* _WORK INSTRUCTIONS_: From the entries below, copy out every line with "人学法则慎" in it.

* _RECORDS FOR THE TASK_:
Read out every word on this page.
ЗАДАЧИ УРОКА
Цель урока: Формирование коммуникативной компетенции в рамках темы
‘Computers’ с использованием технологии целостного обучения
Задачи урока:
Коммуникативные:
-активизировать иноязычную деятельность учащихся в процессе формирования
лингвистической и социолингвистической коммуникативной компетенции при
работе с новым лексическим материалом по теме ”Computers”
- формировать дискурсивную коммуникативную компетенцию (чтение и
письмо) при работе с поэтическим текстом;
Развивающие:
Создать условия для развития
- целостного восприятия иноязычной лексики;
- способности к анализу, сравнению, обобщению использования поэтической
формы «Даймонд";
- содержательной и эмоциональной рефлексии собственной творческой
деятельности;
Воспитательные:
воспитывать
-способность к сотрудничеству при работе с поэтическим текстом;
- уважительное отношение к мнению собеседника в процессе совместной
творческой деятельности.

--

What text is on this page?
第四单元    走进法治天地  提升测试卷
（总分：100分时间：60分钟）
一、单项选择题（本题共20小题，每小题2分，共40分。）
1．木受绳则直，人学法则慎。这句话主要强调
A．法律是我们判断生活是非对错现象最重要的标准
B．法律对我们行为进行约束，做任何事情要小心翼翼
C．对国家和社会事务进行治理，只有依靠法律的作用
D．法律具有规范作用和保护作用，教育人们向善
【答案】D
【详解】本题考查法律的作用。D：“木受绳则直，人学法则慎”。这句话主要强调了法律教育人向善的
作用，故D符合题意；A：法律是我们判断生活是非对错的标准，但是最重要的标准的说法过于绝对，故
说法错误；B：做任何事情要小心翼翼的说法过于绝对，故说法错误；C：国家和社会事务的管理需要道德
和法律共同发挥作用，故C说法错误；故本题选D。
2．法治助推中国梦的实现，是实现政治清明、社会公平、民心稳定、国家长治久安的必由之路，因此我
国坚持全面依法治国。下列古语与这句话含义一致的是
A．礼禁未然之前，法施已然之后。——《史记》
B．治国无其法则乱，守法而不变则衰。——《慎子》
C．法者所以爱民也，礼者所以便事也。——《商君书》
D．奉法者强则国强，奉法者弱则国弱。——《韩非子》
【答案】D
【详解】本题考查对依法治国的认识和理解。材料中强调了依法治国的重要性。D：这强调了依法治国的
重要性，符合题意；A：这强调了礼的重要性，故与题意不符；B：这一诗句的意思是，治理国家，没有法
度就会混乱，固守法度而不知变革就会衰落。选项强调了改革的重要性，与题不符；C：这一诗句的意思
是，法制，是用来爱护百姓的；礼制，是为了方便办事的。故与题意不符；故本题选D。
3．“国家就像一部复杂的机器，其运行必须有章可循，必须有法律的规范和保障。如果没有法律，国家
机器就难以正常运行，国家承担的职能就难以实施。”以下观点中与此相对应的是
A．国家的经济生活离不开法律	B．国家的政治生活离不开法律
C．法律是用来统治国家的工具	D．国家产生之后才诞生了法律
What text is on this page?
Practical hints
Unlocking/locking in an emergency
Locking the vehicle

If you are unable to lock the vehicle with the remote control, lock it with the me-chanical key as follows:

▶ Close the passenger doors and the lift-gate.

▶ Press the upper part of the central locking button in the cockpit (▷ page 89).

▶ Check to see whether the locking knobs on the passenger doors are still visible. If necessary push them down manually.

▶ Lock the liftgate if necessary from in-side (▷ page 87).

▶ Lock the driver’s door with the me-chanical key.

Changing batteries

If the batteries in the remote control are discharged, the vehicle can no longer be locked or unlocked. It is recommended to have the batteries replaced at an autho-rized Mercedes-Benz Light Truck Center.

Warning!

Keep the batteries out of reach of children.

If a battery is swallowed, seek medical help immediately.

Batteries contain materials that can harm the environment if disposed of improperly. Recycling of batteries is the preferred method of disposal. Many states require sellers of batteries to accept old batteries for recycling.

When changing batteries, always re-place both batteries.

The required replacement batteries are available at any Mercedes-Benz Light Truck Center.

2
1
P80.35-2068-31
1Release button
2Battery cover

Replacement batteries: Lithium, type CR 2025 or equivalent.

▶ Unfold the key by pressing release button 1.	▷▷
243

* _EXERCISE SOLUTION_:
1．木受绳则直，人学法则慎。这句话主要强调
【详解】本题考查法律的作用。D：“木受绳则直，人学法则慎”。这句话主要强调了法律教育人向善的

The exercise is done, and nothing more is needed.